What to do ▸
Give back all the data exactly, line by line.

[Stored records]
+++++

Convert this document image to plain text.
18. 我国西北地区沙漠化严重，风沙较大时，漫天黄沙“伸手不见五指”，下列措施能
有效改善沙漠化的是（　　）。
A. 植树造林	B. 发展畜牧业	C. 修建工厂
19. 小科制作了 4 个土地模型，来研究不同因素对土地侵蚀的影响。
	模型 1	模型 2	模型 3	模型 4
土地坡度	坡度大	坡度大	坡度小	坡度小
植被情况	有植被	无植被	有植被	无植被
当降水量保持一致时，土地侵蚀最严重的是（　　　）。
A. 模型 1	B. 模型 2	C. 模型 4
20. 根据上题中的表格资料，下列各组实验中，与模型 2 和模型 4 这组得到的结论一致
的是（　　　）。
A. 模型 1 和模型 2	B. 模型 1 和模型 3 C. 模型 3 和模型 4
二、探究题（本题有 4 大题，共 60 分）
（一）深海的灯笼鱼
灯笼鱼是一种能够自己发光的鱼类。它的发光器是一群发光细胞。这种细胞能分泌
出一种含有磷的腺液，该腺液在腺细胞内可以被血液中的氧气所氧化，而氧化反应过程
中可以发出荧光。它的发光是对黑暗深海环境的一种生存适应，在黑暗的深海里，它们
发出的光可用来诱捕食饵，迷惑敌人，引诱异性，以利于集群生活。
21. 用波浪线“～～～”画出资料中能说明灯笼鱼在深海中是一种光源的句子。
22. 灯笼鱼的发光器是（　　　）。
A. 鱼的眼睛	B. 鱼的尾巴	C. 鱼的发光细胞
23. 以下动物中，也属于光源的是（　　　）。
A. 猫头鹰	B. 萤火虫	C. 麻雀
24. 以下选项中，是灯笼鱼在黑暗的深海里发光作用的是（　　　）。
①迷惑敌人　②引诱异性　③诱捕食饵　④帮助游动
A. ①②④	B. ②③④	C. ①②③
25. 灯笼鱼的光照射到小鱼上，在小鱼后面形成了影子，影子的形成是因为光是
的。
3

+++++

Task result ▸
Convert this document image to plain text.
18. 我国西北地区沙漠化严重，风沙较大时，漫天黄沙“伸手不见五指”，下列措施能
有效改善沙漠化的是（　　）。
A. 植树造林	B. 发展畜牧业	C. 修建工厂
19. 小科制作了 4 个土地模型，来研究不同因素对土地侵蚀的影响。
	模型 1	模型 2	模型 3	模型 4
土地坡度	坡度大	坡度大	坡度小	坡度小
植被情况	有植被	无植被	有植被	无植被
当降水量保持一致时，土地侵蚀最严重的是（　　　）。
A. 模型 1	B. 模型 2	C. 模型 4
20. 根据上题中的表格资料，下列各组实验中，与模型 2 和模型 4 这组得到的结论一致
的是（　　　）。
A. 模型 1 和模型 2	B. 模型 1 和模型 3 C. 模型 3 和模型 4
二、探究题（本题有 4 大题，共 60 分）
（一）深海的灯笼鱼
灯笼鱼是一种能够自己发光的鱼类。它的发光器是一群发光细胞。这种细胞能分泌
出一种含有磷的腺液，该腺液在腺细胞内可以被血液中的氧气所氧化，而氧化反应过程
中可以发出荧光。它的发光是对黑暗深海环境的一种生存适应，在黑暗的深海里，它们
发出的光可用来诱捕食饵，迷惑敌人，引诱异性，以利于集群生活。
21. 用波浪线“～～～”画出资料中能说明灯笼鱼在深海中是一种光源的句子。
22. 灯笼鱼的发光器是（　　　）。
A. 鱼的眼睛	B. 鱼的尾巴	C. 鱼的发光细胞
23. 以下动物中，也属于光源的是（　　　）。
A. 猫头鹰	B. 萤火虫	C. 麻雀
24. 以下选项中，是灯笼鱼在黑暗的深海里发光作用的是（　　　）。
①迷惑敌人　②引诱异性　③诱捕食饵　④帮助游动
A. ①②④	B. ②③④	C. ①②③
25. 灯笼鱼的光照射到小鱼上，在小鱼后面形成了影子，影子的形成是因为光是
的。
3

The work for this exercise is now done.